### RECORD LIST
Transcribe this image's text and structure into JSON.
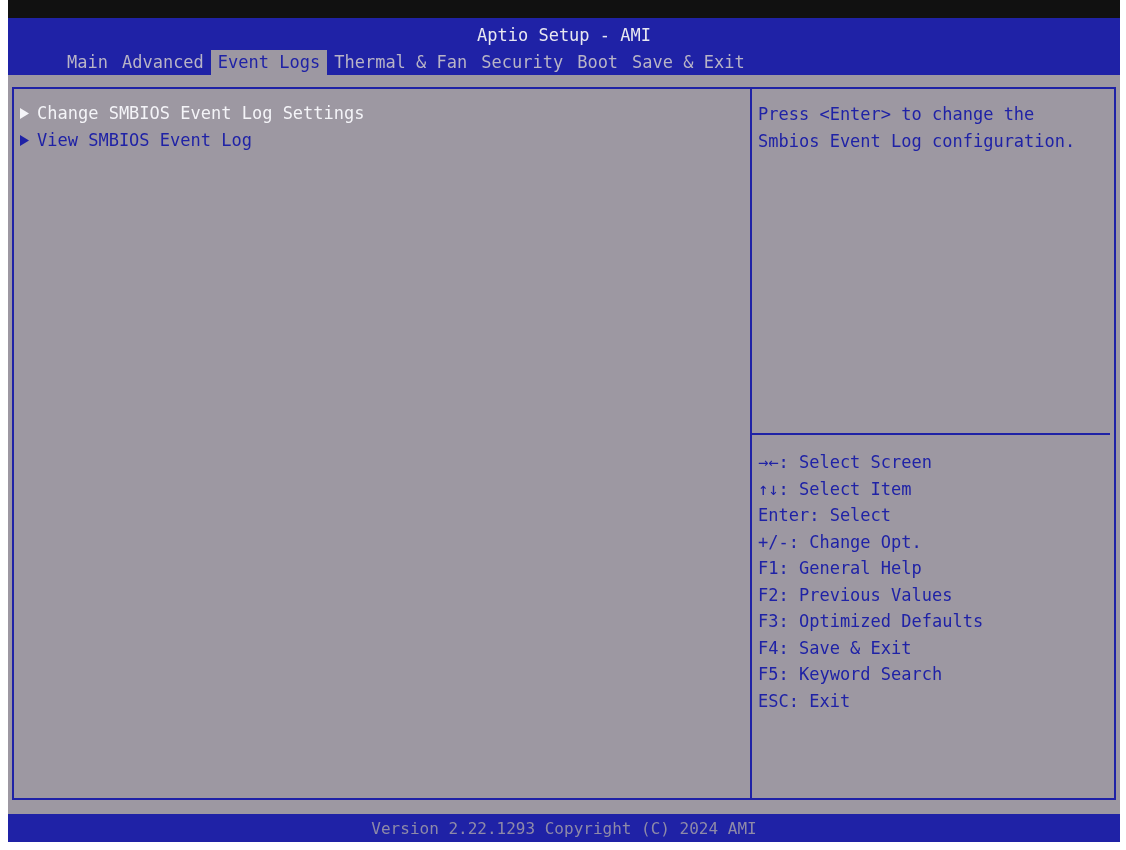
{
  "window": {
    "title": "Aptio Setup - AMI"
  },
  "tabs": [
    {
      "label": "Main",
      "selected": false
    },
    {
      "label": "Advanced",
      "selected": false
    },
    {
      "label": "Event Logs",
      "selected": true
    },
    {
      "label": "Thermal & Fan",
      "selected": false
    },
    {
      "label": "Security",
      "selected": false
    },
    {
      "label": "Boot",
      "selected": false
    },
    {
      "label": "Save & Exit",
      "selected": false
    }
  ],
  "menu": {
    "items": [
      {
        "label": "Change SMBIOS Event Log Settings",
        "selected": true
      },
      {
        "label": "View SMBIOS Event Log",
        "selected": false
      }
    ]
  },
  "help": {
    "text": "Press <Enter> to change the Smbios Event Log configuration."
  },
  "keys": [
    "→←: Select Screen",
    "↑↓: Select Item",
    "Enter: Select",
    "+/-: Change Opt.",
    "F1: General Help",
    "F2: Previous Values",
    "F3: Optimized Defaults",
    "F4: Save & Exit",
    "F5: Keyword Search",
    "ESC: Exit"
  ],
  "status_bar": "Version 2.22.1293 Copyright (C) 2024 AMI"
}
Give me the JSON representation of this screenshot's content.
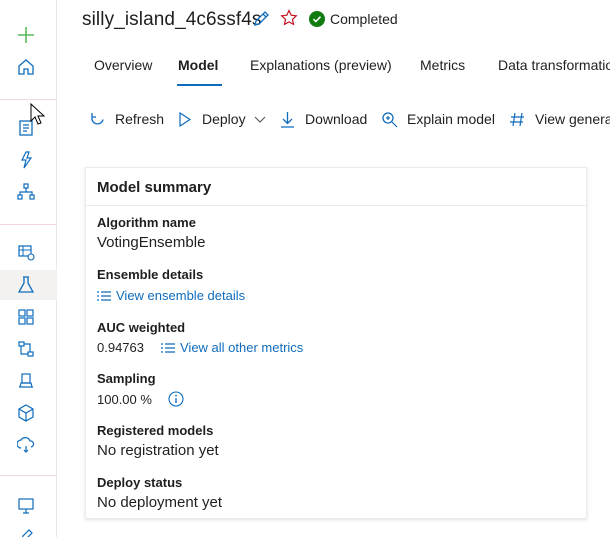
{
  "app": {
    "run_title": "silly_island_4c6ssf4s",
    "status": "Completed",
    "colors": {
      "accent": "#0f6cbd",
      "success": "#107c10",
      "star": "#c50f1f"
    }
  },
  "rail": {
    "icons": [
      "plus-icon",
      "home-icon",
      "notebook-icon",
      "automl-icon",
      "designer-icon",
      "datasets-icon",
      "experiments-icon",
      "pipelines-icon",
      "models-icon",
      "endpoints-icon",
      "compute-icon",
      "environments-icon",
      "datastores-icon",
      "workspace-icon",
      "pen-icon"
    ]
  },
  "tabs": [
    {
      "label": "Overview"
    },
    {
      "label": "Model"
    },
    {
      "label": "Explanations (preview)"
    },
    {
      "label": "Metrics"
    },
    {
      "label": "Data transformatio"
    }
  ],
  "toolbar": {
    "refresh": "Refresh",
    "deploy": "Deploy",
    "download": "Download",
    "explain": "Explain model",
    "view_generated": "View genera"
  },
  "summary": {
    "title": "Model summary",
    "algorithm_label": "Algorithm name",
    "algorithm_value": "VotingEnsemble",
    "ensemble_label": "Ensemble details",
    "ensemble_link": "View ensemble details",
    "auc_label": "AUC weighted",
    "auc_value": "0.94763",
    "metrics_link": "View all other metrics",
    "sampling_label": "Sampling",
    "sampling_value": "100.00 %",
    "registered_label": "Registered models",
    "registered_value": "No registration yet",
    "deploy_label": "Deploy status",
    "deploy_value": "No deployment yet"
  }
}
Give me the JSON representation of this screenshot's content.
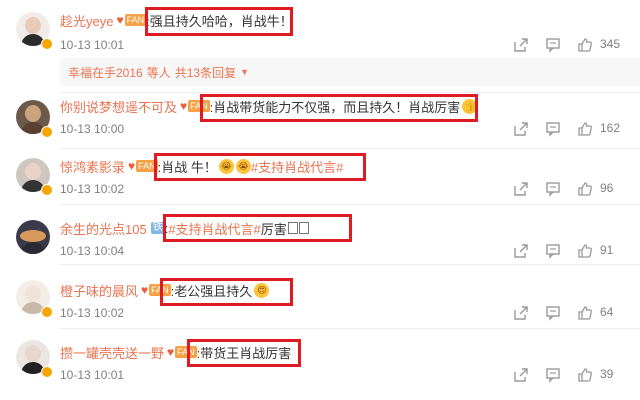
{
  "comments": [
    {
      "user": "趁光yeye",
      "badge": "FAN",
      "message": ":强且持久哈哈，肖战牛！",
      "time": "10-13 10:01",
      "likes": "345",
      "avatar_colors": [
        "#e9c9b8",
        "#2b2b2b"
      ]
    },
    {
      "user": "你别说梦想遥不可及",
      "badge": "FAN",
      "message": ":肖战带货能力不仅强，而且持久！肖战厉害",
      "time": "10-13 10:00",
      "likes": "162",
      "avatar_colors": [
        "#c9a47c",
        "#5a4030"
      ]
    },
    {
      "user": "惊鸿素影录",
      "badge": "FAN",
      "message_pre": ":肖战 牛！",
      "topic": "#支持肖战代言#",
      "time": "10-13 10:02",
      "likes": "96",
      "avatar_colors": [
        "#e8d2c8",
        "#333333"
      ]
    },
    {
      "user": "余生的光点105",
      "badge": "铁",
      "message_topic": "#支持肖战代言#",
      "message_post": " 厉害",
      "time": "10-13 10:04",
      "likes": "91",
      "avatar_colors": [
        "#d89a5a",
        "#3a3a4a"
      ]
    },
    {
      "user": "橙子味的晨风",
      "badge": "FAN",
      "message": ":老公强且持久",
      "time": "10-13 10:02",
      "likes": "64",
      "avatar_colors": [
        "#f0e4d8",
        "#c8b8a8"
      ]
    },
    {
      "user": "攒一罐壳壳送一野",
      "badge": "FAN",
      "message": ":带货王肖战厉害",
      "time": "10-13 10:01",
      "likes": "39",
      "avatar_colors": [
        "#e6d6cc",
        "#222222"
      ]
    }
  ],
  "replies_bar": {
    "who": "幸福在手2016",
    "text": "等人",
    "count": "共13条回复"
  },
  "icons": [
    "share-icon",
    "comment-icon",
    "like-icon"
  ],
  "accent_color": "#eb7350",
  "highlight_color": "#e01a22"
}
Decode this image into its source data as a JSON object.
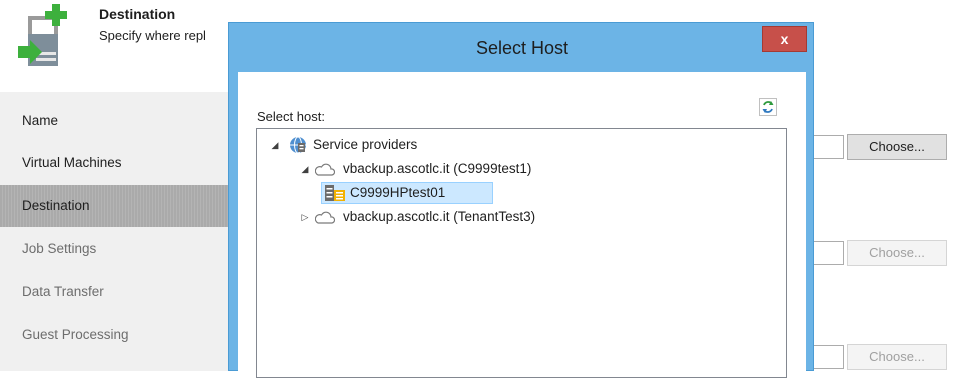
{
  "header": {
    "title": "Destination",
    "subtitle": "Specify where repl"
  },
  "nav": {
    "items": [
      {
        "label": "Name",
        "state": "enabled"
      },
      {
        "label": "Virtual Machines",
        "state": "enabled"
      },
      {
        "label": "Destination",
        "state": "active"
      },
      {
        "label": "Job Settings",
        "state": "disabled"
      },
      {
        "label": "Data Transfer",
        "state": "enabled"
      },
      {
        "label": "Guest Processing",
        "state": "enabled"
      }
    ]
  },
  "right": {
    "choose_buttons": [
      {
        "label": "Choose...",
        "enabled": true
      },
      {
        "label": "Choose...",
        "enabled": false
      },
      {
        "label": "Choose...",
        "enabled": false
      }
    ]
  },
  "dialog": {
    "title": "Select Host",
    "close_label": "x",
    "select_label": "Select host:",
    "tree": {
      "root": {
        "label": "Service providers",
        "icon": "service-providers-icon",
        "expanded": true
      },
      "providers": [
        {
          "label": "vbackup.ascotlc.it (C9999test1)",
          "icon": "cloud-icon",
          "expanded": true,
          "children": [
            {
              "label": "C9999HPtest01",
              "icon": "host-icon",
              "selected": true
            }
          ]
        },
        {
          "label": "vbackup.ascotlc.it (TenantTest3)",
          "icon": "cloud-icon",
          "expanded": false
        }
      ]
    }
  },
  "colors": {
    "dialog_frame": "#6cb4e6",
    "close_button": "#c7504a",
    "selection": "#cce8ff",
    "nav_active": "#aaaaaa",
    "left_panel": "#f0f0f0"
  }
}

### WHAT IS REQUIRED
Read the data above. Pull out each line in which the string "Enter" appears.

### RESPONSE FOR THIS EXERCISE
    "text": "Press <Enter> to change the Smbios Event Log configuration."
    "Enter: Select",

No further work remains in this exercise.